### [Data for processing]
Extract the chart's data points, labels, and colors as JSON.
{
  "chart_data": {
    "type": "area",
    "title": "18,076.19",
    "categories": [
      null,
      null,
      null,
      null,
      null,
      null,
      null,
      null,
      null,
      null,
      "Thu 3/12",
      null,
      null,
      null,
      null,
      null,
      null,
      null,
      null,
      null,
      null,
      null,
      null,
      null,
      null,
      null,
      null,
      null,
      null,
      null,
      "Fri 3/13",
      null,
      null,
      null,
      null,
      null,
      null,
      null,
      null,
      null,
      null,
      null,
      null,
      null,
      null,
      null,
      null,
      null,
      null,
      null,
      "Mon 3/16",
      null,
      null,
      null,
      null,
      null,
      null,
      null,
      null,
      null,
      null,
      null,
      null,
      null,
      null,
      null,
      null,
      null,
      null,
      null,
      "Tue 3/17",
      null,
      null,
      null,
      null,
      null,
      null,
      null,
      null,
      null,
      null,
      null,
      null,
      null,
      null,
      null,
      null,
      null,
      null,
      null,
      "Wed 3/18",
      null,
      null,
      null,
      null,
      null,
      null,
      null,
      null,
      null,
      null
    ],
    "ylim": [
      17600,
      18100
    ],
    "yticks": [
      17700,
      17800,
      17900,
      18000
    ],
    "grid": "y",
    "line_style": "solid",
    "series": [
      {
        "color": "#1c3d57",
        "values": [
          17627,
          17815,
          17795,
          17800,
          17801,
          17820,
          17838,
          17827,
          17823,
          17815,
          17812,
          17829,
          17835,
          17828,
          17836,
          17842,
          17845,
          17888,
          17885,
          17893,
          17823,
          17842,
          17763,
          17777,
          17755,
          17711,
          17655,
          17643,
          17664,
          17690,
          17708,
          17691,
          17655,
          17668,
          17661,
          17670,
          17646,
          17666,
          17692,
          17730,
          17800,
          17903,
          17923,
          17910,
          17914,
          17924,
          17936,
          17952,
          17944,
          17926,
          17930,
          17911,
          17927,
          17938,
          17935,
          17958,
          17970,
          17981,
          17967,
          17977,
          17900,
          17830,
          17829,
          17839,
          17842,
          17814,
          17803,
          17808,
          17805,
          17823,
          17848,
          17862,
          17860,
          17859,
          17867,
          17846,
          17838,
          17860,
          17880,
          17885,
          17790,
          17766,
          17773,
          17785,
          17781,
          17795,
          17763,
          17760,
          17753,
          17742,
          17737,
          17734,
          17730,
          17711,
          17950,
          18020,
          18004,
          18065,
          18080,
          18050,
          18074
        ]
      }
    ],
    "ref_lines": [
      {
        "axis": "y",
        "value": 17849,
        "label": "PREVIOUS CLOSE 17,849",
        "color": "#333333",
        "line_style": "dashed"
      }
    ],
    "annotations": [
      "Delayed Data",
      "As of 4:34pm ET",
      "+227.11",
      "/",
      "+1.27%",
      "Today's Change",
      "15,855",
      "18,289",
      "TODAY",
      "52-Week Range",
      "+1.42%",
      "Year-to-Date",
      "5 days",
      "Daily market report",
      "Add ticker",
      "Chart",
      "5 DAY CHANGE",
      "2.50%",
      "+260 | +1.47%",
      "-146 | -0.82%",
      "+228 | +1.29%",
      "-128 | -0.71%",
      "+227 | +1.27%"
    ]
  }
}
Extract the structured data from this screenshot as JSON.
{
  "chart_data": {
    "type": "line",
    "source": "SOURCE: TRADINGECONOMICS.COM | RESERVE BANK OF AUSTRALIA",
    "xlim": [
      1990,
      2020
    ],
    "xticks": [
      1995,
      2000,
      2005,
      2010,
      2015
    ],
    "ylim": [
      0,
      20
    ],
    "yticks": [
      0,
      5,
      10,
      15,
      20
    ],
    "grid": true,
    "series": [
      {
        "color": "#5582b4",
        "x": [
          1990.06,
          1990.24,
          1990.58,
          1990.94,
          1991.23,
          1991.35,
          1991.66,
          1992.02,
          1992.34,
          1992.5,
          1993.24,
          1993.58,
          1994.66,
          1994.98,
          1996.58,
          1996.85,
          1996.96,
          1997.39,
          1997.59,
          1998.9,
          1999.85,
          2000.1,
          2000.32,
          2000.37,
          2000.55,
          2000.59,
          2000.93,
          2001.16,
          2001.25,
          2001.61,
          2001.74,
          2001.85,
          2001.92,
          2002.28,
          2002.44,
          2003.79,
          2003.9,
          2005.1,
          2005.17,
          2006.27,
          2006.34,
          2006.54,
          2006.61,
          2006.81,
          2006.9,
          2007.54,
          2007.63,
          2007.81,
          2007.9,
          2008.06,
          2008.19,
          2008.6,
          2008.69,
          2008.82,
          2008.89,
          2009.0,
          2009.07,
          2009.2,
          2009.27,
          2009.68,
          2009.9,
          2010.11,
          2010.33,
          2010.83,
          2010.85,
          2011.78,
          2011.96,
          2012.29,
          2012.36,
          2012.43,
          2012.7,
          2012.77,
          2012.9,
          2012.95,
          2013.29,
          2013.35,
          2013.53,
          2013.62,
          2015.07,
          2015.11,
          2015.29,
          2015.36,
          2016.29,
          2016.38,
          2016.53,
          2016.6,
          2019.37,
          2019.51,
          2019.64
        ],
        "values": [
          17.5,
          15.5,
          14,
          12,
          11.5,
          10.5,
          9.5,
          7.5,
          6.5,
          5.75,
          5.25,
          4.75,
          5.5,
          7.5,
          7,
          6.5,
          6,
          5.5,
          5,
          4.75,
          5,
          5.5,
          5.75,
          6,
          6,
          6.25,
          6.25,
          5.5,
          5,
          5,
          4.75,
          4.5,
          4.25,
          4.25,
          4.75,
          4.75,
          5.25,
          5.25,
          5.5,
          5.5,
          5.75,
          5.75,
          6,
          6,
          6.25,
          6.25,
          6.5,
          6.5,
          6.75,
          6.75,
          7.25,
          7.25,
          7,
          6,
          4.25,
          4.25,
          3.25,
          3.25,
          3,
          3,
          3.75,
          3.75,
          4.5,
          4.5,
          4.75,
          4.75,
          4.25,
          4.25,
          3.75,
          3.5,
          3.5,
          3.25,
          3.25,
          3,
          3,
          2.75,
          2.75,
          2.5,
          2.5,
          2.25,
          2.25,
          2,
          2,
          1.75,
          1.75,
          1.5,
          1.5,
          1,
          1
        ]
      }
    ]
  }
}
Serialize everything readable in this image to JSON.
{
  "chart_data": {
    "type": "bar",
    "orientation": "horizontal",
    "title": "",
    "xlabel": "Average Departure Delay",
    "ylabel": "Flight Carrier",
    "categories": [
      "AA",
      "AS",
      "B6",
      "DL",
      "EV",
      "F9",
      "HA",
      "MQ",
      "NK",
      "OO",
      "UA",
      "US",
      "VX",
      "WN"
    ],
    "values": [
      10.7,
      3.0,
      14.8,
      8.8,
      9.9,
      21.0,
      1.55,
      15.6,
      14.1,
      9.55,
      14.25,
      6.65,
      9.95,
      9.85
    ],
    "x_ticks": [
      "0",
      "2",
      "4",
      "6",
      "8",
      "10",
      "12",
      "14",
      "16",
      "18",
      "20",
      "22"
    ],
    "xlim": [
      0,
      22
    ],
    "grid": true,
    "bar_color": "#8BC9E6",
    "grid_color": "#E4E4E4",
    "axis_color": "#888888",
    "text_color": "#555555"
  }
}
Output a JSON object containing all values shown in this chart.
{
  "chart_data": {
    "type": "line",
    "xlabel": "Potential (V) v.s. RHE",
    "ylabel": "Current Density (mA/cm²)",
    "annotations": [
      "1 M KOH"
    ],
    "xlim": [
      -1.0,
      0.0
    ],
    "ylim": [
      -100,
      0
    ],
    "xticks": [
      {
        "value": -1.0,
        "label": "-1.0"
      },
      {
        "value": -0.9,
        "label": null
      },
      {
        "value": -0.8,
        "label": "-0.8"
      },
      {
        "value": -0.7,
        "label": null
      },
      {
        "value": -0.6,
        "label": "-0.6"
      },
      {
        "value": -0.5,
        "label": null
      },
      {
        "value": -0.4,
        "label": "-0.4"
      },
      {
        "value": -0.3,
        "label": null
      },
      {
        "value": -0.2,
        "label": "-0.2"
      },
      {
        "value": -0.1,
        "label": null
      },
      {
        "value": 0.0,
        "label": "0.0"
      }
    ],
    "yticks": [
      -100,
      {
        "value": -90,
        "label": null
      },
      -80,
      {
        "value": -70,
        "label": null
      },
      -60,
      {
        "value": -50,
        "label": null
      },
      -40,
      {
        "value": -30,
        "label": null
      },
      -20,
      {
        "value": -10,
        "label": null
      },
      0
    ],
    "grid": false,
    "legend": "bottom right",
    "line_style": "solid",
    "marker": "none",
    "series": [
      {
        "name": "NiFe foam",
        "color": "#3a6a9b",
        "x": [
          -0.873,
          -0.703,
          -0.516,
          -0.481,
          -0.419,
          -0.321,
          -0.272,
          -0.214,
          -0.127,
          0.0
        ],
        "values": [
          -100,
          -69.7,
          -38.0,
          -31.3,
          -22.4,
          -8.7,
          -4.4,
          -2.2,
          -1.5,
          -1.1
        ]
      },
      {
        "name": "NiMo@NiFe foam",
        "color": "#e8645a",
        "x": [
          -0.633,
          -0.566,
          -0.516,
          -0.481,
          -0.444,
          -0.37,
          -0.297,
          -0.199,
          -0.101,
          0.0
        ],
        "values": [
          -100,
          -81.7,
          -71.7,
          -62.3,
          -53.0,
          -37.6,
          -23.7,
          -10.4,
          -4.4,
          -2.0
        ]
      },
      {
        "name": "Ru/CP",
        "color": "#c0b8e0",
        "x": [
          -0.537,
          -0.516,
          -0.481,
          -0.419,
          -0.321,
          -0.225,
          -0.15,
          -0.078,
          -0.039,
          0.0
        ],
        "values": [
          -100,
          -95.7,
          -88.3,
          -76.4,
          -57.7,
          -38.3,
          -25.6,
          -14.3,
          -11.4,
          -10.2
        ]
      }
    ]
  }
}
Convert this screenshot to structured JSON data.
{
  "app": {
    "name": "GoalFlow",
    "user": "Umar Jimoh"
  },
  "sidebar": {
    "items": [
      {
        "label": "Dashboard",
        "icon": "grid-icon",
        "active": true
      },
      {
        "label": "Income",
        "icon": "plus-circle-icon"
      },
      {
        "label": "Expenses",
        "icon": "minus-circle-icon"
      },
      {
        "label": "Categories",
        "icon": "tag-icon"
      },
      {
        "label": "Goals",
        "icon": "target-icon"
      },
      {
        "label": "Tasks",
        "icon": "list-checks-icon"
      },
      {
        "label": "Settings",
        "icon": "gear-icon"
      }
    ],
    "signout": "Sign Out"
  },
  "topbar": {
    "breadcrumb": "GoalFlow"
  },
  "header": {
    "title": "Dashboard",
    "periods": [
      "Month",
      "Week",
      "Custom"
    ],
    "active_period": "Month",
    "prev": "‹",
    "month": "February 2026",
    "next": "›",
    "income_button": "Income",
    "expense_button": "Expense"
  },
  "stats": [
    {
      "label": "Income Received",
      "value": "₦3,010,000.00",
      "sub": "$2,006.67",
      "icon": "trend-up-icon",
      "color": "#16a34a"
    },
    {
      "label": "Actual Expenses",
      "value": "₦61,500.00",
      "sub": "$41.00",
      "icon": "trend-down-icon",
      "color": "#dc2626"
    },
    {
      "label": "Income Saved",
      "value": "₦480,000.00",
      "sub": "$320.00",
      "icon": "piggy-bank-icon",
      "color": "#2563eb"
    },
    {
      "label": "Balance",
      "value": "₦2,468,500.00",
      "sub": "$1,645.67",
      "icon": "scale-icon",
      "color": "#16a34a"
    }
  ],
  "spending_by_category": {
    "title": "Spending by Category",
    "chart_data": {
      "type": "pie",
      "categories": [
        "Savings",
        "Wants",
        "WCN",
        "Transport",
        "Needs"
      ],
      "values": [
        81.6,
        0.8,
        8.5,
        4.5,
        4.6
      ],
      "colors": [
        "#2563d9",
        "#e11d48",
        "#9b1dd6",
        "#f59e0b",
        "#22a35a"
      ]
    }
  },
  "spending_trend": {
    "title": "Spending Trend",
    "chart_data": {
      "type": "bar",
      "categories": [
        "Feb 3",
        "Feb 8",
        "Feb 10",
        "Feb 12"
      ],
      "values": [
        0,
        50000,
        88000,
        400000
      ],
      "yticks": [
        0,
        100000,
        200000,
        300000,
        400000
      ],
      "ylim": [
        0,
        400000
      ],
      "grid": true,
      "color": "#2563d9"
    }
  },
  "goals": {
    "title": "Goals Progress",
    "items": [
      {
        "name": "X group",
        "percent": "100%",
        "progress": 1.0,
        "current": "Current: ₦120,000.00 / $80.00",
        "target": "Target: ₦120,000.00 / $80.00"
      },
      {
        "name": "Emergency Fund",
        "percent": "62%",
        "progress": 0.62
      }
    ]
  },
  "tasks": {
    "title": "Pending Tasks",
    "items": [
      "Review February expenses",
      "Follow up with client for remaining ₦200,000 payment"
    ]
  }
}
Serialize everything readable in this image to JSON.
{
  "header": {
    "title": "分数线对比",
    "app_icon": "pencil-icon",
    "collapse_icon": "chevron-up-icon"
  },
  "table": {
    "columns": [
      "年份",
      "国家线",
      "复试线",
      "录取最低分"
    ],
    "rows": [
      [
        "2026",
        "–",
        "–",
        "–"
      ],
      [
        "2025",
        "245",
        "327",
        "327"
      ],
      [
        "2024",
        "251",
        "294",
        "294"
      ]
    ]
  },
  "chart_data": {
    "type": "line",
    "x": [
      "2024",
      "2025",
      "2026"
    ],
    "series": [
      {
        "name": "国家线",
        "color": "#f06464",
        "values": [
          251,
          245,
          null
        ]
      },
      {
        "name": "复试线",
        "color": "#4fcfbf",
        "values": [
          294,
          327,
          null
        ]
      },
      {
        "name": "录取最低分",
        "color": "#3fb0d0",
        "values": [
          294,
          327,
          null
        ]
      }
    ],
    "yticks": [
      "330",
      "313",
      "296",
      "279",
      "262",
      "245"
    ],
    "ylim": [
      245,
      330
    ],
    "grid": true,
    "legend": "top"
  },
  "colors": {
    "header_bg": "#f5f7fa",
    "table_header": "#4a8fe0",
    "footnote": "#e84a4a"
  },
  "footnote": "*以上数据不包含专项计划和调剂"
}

### [Exercise directions]
Out of the material above, gather each line where "xlabel" appears.

### [Written solution]
    "xlabel": "Average Departure Delay",
    "xlabel": "Potential (V) v.s. RHE",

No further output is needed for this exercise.